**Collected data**
--- Begin ---

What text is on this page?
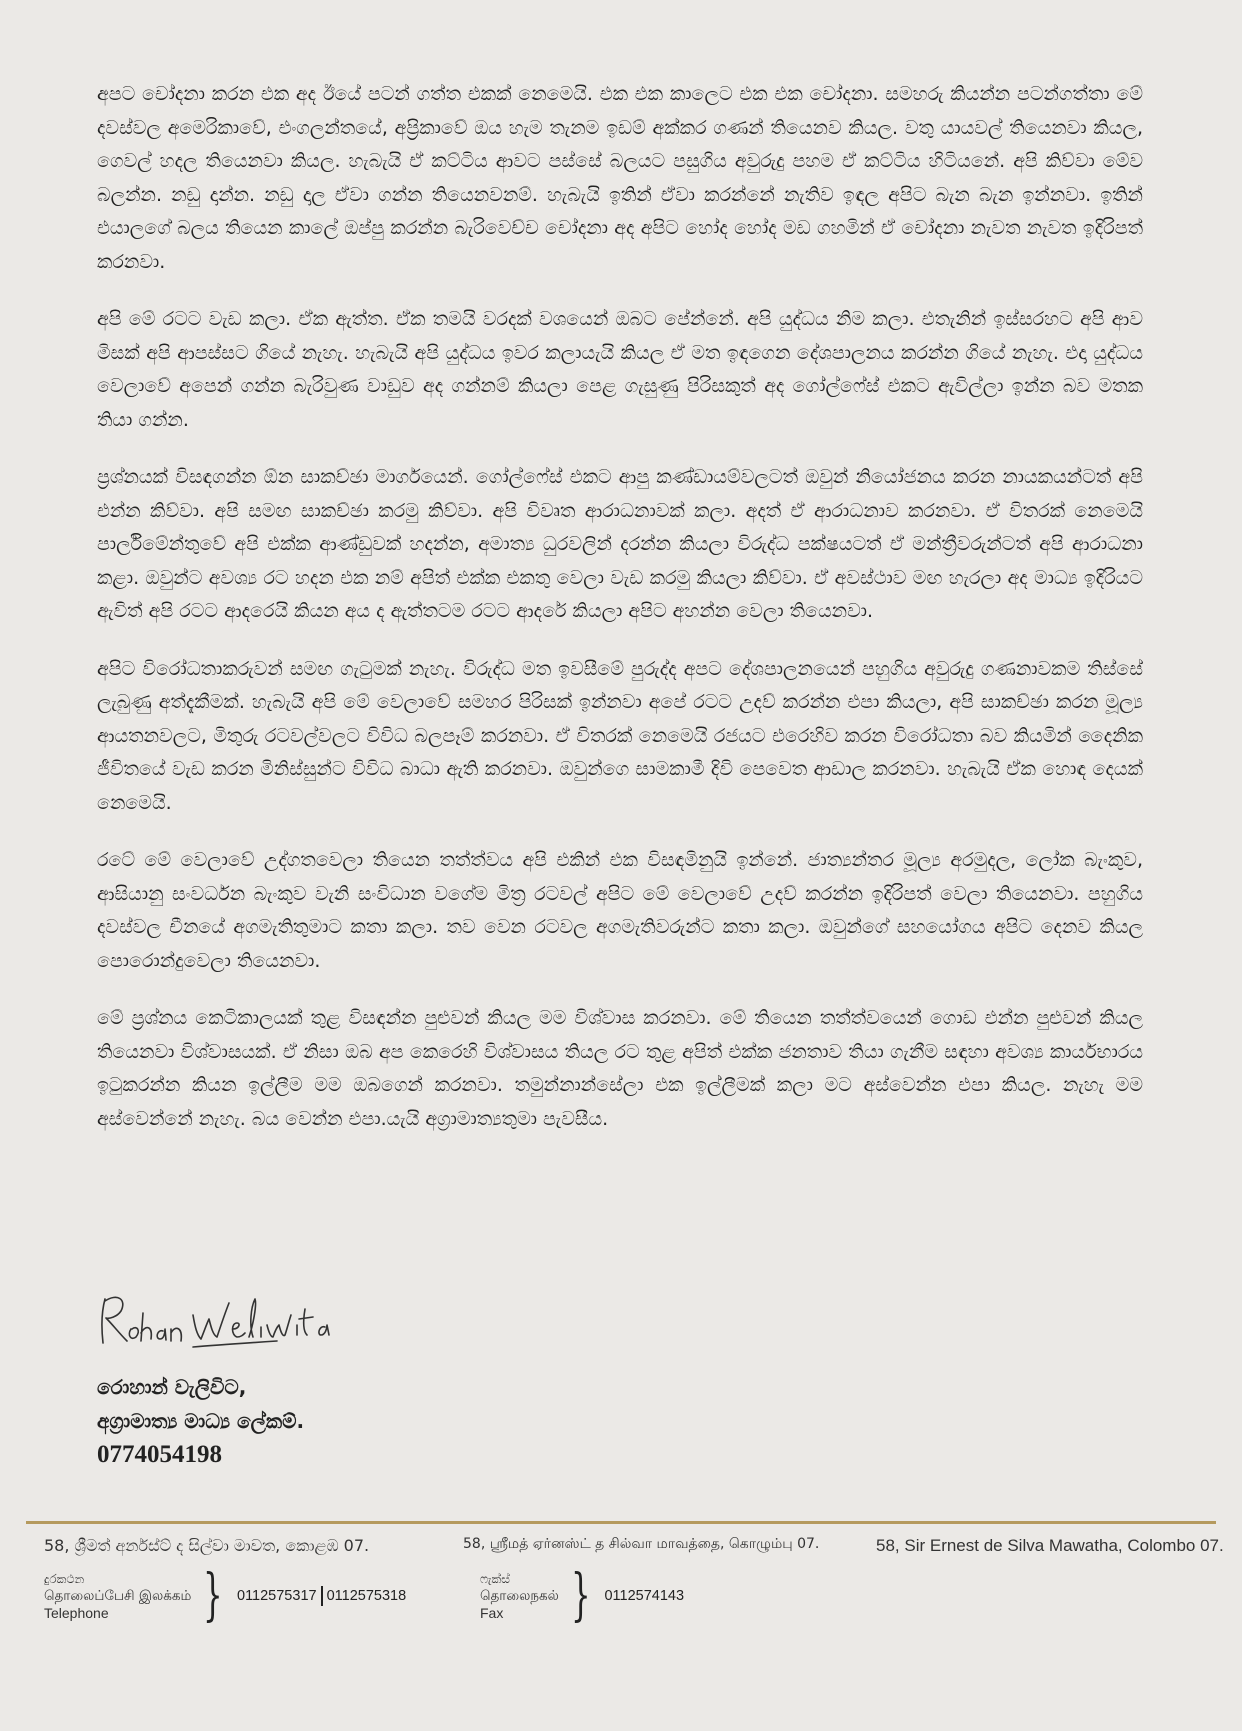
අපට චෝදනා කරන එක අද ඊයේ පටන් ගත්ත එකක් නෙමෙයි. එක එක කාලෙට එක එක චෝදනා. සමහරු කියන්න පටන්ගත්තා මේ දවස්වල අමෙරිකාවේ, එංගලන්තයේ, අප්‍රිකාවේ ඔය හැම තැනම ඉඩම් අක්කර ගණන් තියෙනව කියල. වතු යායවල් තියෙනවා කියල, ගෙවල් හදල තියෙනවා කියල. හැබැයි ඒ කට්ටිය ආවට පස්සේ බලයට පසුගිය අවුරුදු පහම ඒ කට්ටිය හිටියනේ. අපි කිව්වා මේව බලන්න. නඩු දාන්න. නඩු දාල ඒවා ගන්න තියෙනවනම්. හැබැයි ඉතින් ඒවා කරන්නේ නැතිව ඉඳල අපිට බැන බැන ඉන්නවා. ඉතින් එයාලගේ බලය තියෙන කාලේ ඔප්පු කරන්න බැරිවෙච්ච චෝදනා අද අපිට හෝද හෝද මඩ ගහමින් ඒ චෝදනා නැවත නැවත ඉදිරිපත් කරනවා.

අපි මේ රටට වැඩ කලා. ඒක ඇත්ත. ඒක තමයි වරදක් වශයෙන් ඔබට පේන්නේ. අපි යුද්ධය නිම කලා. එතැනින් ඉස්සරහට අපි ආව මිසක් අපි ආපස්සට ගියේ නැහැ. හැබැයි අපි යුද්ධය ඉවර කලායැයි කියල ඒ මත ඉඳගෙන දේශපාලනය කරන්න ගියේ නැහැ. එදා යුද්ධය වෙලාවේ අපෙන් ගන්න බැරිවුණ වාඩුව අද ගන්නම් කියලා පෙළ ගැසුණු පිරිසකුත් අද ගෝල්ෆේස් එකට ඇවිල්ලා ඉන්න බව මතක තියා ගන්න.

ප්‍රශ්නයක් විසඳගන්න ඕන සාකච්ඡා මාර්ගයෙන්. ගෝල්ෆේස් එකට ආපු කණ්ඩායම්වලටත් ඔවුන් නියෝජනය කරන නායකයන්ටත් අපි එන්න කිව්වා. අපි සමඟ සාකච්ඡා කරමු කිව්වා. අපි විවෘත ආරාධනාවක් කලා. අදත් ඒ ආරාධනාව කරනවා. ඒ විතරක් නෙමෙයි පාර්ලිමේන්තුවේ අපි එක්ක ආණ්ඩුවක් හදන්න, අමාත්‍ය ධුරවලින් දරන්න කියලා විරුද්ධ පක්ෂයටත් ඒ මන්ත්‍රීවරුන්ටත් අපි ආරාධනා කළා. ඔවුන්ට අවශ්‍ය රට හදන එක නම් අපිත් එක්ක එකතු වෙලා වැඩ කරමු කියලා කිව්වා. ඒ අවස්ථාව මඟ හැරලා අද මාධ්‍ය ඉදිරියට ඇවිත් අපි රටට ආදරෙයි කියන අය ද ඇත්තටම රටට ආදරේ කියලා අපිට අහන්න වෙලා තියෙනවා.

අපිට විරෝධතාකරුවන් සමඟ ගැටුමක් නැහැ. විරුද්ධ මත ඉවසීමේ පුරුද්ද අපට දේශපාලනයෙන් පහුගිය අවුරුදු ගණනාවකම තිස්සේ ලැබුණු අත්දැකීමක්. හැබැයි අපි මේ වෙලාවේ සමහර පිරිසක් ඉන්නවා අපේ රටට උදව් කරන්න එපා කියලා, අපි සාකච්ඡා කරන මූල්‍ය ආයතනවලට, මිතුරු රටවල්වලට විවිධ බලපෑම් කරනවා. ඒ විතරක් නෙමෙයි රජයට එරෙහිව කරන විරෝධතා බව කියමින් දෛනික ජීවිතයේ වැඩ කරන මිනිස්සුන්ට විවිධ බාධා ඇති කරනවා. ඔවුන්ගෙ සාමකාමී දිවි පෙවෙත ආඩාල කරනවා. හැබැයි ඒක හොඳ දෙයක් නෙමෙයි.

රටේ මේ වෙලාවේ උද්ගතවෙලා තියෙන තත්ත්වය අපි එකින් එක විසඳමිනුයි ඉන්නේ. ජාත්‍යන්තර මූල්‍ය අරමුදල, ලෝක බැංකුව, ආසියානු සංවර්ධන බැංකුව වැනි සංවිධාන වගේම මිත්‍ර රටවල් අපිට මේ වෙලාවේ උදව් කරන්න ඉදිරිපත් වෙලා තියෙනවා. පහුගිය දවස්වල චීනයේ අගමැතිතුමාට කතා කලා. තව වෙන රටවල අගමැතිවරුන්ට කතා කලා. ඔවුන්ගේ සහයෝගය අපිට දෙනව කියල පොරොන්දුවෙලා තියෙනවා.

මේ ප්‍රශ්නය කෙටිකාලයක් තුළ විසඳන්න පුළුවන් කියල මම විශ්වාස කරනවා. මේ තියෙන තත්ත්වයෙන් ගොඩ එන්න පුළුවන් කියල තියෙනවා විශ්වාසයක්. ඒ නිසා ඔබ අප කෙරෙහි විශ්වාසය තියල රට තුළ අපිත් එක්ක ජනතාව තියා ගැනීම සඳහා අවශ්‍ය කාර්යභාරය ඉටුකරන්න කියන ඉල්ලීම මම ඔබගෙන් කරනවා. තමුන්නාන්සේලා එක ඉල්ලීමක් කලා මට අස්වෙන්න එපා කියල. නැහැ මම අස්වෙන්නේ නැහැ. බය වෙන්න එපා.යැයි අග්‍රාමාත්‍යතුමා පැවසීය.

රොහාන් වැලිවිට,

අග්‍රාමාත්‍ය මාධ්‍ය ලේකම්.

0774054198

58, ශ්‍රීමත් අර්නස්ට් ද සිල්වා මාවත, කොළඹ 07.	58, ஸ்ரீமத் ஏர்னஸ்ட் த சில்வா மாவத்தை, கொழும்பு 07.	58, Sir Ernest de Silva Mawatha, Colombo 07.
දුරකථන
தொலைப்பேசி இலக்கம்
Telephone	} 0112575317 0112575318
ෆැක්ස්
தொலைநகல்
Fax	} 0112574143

--- End ---

**Exercise aim**
Pull out every line in the data above that has the word "රටවල".

**Written answer**
අපිට විරෝධතාකරුවන් සමඟ ගැටුමක් නැහැ. විරුද්ධ මත ඉවසීමේ පුරුද්ද අපට දේශපාලනයෙන් පහුගිය අවුරුදු ගණනාවකම තිස්සේ ලැබුණු අත්දැකීමක්. හැබැයි අපි මේ වෙලාවේ සමහර පිරිසක් ඉන්නවා අපේ රටට උදව් කරන්න එපා කියලා, අපි සාකච්ඡා කරන මූල්‍ය ආයතනවලට, මිතුරු රටවල්වලට විවිධ බලපෑම් කරනවා. ඒ විතරක් නෙමෙයි රජයට එරෙහිව කරන විරෝධතා බව කියමින් දෛනික ජීවිතයේ වැඩ කරන මිනිස්සුන්ට විවිධ බාධා ඇති කරනවා. ඔවුන්ගෙ සාමකාමී දිවි පෙවෙත ආඩාල කරනවා. හැබැයි ඒක හොඳ දෙයක් නෙමෙයි.
රටේ මේ වෙලාවේ උද්ගතවෙලා තියෙන තත්ත්වය අපි එකින් එක විසඳමිනුයි ඉන්නේ. ජාත්‍යන්තර මූල්‍ය අරමුදල, ලෝක බැංකුව, ආසියානු සංවර්ධන බැංකුව වැනි සංවිධාන වගේම මිත්‍ර රටවල් අපිට මේ වෙලාවේ උදව් කරන්න ඉදිරිපත් වෙලා තියෙනවා. පහුගිය දවස්වල චීනයේ අගමැතිතුමාට කතා කලා. තව වෙන රටවල අගමැතිවරුන්ට කතා කලා. ඔවුන්ගේ සහයෝගය අපිට දෙනව කියල පොරොන්දුවෙලා තියෙනවා.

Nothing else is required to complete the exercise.